TASK DIRECTIONS ->
Repeat all of the data precisely.

TASK INPUT ->
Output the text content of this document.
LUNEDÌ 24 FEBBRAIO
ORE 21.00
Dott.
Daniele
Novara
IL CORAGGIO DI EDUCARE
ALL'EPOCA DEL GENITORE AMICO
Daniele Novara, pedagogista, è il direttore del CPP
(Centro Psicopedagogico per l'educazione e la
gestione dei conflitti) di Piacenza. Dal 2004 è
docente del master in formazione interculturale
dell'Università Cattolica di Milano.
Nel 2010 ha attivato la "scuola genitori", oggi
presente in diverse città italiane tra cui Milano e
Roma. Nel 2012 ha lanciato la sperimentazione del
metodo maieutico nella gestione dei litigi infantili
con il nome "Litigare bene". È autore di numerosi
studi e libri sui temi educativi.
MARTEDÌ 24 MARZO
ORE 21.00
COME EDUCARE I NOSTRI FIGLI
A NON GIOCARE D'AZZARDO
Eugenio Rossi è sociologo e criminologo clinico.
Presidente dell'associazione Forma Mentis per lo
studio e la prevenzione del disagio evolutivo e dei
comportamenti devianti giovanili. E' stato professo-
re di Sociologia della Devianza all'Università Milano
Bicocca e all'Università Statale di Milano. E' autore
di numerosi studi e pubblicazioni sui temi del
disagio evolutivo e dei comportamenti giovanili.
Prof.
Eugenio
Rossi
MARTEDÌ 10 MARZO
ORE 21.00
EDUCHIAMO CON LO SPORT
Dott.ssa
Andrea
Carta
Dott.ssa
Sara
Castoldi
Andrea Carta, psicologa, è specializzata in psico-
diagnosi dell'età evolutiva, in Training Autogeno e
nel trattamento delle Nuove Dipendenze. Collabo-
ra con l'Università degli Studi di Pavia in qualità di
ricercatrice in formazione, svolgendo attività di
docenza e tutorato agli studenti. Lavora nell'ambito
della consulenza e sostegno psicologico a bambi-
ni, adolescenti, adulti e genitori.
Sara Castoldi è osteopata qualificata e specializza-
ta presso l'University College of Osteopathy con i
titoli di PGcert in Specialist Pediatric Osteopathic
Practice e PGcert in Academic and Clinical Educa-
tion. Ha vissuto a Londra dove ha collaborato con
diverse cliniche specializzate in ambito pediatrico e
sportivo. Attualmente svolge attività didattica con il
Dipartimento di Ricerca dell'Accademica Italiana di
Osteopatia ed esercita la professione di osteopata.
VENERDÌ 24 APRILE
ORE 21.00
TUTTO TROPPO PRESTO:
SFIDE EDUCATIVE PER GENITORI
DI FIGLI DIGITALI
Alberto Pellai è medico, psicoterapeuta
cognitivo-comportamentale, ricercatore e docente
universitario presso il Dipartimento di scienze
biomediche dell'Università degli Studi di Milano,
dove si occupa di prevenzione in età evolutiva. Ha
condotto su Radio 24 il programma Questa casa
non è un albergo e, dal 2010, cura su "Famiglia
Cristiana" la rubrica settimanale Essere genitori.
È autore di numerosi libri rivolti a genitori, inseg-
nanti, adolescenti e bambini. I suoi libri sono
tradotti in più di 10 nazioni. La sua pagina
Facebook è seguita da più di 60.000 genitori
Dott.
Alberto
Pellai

SOLUTION ->
Output the text content of this document.
LUNEDÌ 24 FEBBRAIO
ORE 21.00
Dott.
Daniele
Novara
IL CORAGGIO DI EDUCARE
ALL'EPOCA DEL GENITORE AMICO
Daniele Novara, pedagogista, è il direttore del CPP
(Centro Psicopedagogico per l'educazione e la
gestione dei conflitti) di Piacenza. Dal 2004 è
docente del master in formazione interculturale
dell'Università Cattolica di Milano.
Nel 2010 ha attivato la "scuola genitori", oggi
presente in diverse città italiane tra cui Milano e
Roma. Nel 2012 ha lanciato la sperimentazione del
metodo maieutico nella gestione dei litigi infantili
con il nome "Litigare bene". È autore di numerosi
studi e libri sui temi educativi.
MARTEDÌ 24 MARZO
ORE 21.00
COME EDUCARE I NOSTRI FIGLI
A NON GIOCARE D'AZZARDO
Eugenio Rossi è sociologo e criminologo clinico.
Presidente dell'associazione Forma Mentis per lo
studio e la prevenzione del disagio evolutivo e dei
comportamenti devianti giovanili. E' stato professo-
re di Sociologia della Devianza all'Università Milano
Bicocca e all'Università Statale di Milano. E' autore
di numerosi studi e pubblicazioni sui temi del
disagio evolutivo e dei comportamenti giovanili.
Prof.
Eugenio
Rossi
MARTEDÌ 10 MARZO
ORE 21.00
EDUCHIAMO CON LO SPORT
Dott.ssa
Andrea
Carta
Dott.ssa
Sara
Castoldi
Andrea Carta, psicologa, è specializzata in psico-
diagnosi dell'età evolutiva, in Training Autogeno e
nel trattamento delle Nuove Dipendenze. Collabo-
ra con l'Università degli Studi di Pavia in qualità di
ricercatrice in formazione, svolgendo attività di
docenza e tutorato agli studenti. Lavora nell'ambito
della consulenza e sostegno psicologico a bambi-
ni, adolescenti, adulti e genitori.
Sara Castoldi è osteopata qualificata e specializza-
ta presso l'University College of Osteopathy con i
titoli di PGcert in Specialist Pediatric Osteopathic
Practice e PGcert in Academic and Clinical Educa-
tion. Ha vissuto a Londra dove ha collaborato con
diverse cliniche specializzate in ambito pediatrico e
sportivo. Attualmente svolge attività didattica con il
Dipartimento di Ricerca dell'Accademica Italiana di
Osteopatia ed esercita la professione di osteopata.
VENERDÌ 24 APRILE
ORE 21.00
TUTTO TROPPO PRESTO:
SFIDE EDUCATIVE PER GENITORI
DI FIGLI DIGITALI
Alberto Pellai è medico, psicoterapeuta
cognitivo-comportamentale, ricercatore e docente
universitario presso il Dipartimento di scienze
biomediche dell'Università degli Studi di Milano,
dove si occupa di prevenzione in età evolutiva. Ha
condotto su Radio 24 il programma Questa casa
non è un albergo e, dal 2010, cura su "Famiglia
Cristiana" la rubrica settimanale Essere genitori.
È autore di numerosi libri rivolti a genitori, inseg-
nanti, adolescenti e bambini. I suoi libri sono
tradotti in più di 10 nazioni. La sua pagina
Facebook è seguita da più di 60.000 genitori
Dott.
Alberto
Pellai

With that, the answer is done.